• _SET TASK_: Answer with one number only: the number of lines that include the word "footer".

• _EXTRACTED ENTRIES_:

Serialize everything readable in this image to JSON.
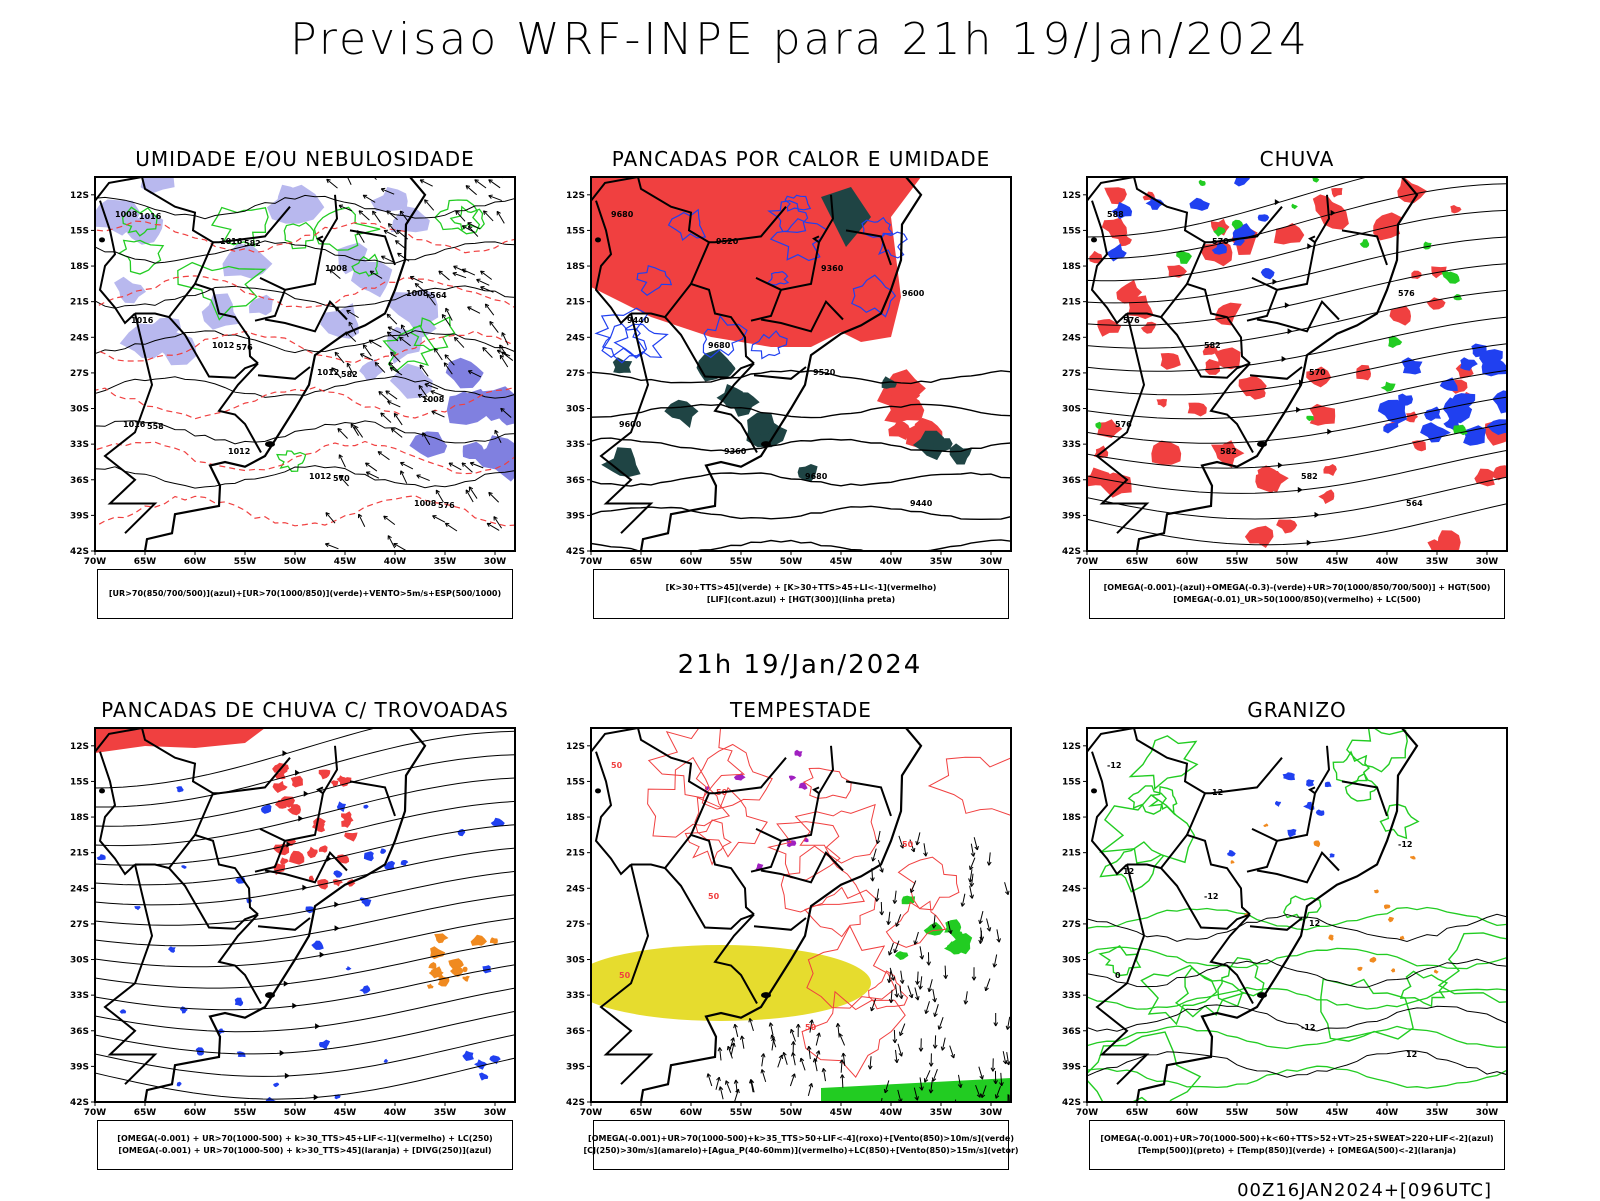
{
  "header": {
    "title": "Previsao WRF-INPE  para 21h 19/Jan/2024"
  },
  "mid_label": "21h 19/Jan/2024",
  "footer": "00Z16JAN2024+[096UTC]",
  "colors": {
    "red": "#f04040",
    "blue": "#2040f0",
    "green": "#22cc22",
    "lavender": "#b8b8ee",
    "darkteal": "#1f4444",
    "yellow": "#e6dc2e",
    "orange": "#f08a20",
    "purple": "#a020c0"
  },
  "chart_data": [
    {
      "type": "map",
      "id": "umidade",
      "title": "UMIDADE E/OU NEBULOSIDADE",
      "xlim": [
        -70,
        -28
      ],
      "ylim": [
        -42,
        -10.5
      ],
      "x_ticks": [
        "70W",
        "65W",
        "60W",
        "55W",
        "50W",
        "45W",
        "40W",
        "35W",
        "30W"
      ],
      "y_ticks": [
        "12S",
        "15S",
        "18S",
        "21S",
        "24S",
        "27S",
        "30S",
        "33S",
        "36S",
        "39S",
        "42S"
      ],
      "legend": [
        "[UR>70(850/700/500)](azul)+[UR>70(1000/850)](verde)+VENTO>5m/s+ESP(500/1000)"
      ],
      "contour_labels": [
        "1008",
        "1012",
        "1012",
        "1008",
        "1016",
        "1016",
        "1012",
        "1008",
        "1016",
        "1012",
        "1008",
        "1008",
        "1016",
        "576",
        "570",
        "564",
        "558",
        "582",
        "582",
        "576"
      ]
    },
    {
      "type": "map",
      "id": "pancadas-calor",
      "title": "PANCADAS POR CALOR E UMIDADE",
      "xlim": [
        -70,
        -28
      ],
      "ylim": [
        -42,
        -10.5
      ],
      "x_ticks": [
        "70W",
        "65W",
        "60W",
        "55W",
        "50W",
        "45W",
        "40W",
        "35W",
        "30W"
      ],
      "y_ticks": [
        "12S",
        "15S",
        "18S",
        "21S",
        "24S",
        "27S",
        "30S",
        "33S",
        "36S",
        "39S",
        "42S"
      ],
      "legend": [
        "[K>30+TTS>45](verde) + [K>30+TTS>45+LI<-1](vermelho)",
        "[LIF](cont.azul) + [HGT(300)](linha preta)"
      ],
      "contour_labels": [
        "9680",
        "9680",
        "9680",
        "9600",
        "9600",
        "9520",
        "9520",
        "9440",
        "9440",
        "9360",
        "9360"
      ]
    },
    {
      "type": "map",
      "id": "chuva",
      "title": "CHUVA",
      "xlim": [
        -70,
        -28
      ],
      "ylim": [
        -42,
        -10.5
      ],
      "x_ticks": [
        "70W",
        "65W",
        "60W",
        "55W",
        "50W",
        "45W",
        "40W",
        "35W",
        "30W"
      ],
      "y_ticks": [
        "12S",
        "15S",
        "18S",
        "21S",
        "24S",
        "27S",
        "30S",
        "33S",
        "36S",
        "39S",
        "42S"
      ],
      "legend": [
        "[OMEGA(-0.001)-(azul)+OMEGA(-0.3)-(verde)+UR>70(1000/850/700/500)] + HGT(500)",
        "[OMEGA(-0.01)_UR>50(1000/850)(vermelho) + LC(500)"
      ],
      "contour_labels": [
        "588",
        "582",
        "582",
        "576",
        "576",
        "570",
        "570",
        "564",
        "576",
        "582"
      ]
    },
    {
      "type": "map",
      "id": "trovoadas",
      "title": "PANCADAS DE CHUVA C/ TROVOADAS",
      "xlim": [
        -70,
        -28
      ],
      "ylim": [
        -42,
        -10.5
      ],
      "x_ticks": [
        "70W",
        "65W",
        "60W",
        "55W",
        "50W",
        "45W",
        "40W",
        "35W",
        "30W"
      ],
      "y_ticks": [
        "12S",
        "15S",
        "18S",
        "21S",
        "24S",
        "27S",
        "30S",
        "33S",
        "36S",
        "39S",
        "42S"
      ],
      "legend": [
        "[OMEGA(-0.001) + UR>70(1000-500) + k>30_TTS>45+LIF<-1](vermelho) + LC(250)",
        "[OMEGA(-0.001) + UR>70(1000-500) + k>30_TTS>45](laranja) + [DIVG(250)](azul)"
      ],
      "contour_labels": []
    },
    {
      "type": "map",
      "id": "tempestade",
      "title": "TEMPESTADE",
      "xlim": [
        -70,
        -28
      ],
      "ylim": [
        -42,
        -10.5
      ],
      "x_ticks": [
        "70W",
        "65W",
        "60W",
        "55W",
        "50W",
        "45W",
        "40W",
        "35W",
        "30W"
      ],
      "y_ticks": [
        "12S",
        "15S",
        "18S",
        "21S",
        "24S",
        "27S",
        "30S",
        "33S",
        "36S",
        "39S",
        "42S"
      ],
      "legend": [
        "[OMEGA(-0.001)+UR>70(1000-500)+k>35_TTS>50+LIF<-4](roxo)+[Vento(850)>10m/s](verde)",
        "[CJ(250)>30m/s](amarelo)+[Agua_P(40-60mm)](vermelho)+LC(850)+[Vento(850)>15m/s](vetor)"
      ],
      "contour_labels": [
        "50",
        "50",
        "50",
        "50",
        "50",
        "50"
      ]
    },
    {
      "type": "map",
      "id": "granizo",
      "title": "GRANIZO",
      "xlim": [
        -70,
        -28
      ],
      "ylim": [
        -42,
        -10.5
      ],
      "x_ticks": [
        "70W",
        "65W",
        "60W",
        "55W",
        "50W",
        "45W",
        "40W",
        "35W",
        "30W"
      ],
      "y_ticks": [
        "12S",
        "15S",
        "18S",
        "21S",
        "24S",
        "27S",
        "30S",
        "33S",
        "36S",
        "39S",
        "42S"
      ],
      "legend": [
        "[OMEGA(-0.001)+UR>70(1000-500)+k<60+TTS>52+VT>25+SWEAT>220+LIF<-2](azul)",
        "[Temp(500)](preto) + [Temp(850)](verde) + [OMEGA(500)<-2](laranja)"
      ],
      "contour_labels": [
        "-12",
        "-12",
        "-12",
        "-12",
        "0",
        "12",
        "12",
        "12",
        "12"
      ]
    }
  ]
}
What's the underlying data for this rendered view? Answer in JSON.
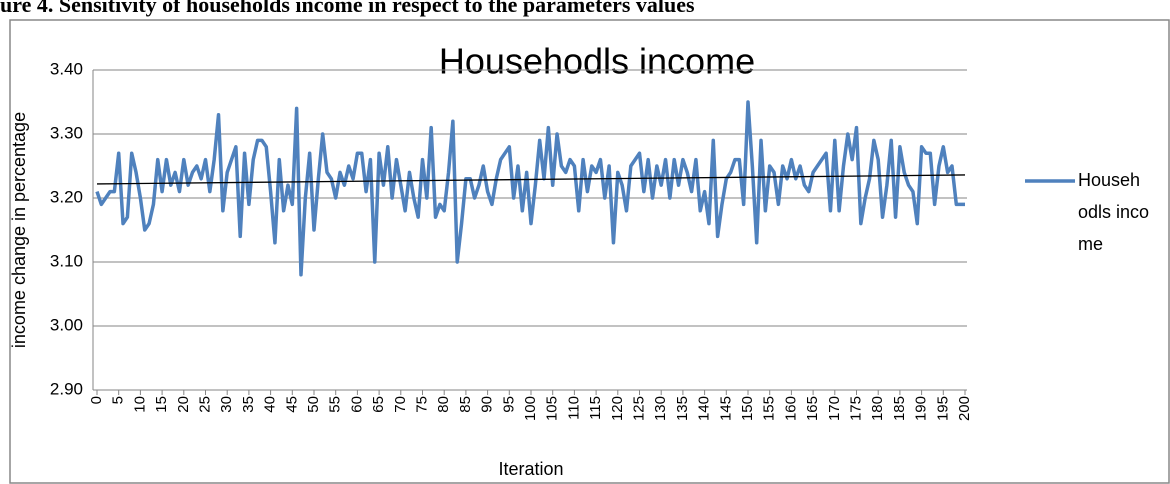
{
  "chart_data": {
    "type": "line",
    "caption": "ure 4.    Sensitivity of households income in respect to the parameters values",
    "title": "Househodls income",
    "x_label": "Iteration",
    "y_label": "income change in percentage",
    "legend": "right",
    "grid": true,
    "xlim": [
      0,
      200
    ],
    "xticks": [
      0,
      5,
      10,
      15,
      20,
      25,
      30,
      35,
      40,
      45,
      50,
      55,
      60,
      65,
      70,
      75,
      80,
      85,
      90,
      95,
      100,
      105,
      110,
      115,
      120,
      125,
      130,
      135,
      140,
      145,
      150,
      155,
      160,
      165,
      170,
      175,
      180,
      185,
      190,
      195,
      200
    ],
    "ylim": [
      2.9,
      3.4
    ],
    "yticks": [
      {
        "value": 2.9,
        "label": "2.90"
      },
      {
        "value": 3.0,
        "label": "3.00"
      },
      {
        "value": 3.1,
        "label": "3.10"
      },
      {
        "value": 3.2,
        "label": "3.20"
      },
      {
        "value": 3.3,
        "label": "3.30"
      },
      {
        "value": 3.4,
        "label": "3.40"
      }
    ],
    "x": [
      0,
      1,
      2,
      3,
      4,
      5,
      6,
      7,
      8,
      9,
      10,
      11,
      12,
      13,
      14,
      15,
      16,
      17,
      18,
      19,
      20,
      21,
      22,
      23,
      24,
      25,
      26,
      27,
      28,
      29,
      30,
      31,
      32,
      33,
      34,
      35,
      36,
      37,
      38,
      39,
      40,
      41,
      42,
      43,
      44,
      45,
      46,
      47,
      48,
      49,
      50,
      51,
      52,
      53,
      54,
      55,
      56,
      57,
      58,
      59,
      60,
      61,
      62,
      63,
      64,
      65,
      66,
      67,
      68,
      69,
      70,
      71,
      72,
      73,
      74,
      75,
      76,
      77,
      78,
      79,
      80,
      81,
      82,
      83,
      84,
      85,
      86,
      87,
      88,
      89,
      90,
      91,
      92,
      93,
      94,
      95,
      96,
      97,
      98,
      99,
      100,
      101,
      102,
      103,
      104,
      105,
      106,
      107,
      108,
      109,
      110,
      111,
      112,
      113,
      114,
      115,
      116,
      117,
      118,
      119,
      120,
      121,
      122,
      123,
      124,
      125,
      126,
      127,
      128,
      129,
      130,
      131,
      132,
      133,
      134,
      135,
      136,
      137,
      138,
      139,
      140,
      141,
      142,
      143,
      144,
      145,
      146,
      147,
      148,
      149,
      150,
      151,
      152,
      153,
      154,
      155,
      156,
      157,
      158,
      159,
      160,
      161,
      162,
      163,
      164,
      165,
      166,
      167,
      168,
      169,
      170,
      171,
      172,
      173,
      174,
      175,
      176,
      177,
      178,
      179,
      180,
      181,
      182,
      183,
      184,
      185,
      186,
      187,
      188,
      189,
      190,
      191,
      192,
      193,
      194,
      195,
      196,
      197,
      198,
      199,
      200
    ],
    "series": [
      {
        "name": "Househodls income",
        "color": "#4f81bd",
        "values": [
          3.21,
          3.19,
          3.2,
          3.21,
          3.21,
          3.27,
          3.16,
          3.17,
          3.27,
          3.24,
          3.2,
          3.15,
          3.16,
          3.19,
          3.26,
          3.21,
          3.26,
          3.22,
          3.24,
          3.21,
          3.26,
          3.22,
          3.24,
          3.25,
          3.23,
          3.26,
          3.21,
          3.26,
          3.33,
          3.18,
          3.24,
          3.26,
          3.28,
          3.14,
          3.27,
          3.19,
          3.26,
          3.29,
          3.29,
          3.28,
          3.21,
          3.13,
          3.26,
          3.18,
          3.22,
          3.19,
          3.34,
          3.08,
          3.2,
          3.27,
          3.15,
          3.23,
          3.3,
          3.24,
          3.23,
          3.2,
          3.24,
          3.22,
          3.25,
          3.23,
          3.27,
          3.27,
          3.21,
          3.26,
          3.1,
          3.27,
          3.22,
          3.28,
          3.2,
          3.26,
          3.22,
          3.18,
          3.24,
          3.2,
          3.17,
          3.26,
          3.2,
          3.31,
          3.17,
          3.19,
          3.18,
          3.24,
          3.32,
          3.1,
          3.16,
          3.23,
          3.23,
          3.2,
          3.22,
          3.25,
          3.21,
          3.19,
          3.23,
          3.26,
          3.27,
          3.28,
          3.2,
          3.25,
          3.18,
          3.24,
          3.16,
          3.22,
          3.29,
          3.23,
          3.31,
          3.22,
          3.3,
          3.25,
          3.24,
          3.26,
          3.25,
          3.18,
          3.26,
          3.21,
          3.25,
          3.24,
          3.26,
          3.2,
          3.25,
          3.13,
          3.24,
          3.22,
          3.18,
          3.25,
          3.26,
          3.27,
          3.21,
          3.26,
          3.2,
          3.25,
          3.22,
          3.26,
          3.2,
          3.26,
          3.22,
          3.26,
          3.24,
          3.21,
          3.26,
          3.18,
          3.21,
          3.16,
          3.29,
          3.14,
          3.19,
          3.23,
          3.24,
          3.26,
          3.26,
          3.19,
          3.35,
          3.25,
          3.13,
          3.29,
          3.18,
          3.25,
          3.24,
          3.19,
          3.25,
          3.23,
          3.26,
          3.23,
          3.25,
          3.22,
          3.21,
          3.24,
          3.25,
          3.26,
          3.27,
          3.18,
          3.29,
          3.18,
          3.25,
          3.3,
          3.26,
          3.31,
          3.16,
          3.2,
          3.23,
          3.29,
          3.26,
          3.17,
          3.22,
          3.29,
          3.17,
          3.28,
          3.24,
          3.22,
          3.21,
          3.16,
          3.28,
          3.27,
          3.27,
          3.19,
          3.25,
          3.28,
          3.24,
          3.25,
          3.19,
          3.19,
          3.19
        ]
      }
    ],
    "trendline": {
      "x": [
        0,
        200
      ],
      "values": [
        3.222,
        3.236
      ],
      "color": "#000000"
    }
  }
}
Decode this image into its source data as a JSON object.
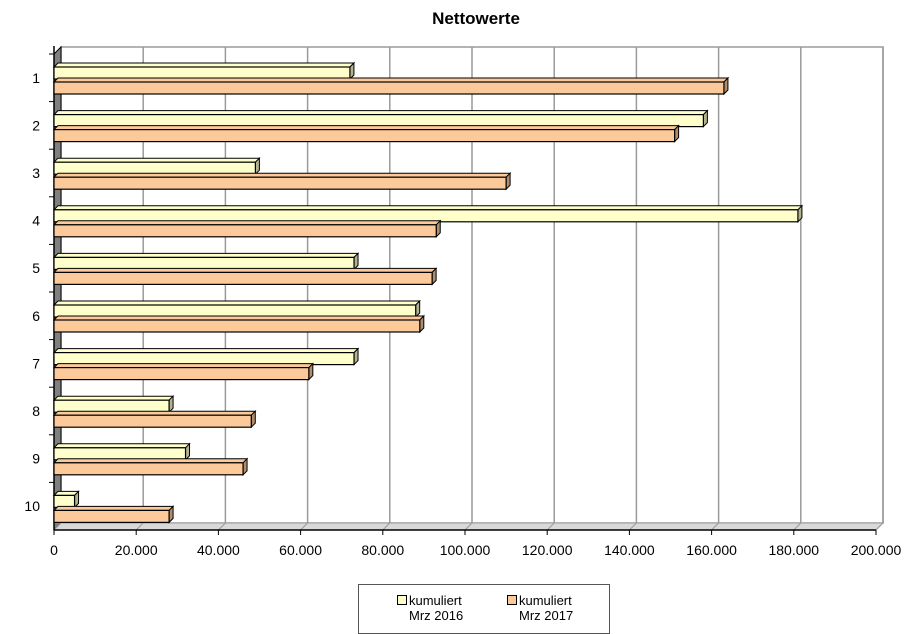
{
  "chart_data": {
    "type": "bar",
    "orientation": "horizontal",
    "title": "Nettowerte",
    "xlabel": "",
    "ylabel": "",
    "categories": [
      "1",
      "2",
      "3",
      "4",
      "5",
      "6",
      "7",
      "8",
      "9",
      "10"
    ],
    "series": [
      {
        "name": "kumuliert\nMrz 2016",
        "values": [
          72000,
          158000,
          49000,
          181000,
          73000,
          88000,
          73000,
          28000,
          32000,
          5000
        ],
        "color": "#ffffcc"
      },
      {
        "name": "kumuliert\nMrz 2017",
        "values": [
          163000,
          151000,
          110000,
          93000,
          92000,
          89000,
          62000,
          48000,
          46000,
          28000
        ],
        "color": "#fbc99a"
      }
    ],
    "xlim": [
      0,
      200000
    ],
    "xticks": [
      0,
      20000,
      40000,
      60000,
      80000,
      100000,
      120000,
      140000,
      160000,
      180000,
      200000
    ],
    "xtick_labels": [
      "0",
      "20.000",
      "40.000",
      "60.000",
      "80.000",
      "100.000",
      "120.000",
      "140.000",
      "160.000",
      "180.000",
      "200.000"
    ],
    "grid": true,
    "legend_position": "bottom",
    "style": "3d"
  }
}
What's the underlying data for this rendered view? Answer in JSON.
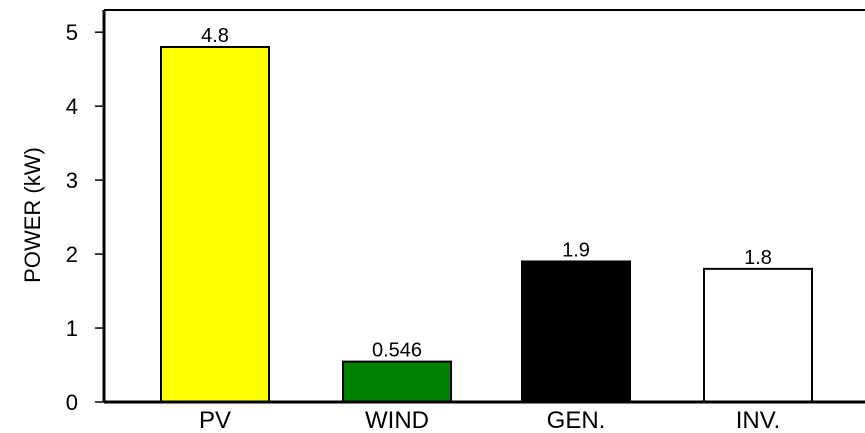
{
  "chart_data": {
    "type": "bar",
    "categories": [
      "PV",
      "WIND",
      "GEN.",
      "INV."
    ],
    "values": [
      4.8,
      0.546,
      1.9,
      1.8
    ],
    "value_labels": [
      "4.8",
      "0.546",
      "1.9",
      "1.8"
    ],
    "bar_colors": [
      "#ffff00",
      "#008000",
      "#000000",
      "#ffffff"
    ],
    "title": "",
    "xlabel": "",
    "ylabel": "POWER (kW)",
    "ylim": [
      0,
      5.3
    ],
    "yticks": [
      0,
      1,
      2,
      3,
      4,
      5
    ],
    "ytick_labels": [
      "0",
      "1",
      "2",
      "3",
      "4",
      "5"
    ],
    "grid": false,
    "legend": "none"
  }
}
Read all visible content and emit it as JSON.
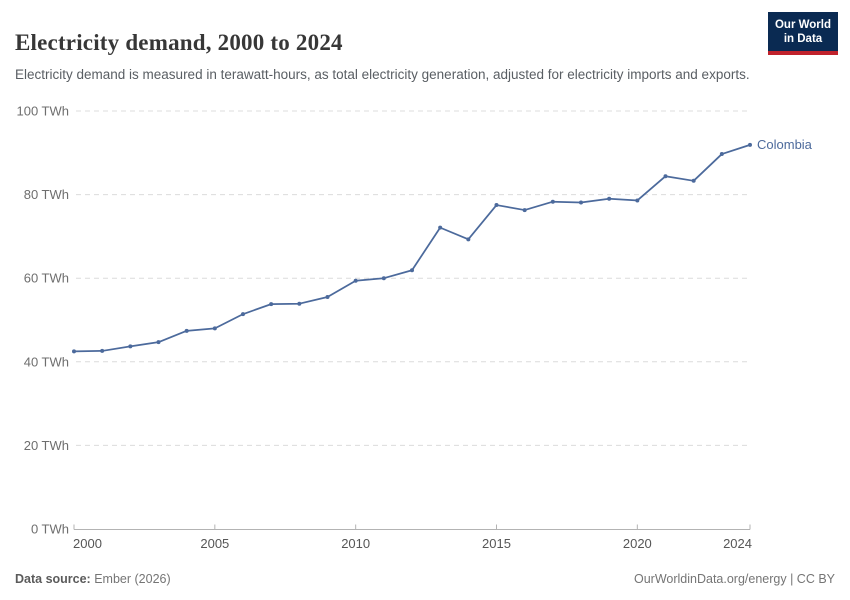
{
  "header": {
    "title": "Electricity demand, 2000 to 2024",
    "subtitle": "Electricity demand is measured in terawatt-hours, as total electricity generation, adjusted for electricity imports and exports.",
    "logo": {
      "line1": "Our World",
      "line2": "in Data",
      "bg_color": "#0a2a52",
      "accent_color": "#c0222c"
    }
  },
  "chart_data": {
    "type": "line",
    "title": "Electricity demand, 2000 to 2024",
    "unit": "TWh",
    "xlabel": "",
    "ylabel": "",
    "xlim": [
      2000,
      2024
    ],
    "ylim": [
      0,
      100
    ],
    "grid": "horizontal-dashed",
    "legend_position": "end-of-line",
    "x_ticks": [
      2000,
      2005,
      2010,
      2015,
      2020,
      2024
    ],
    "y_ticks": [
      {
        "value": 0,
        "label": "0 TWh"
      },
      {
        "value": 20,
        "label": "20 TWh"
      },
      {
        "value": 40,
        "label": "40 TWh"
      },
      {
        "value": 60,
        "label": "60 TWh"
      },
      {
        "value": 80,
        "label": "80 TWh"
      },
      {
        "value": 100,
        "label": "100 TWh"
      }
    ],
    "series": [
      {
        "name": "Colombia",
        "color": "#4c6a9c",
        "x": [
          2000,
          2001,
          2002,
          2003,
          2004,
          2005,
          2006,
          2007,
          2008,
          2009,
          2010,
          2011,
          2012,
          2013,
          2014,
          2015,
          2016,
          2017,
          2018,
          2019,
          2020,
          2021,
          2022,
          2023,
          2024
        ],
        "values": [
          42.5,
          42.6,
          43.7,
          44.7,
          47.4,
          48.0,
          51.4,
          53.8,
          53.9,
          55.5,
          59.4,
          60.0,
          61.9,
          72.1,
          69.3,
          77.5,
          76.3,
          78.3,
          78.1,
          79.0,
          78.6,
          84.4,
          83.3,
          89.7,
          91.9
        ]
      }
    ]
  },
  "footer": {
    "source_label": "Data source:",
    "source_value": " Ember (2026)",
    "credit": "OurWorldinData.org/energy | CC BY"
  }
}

• _SOLUTION TO THE EXERCISE_: 2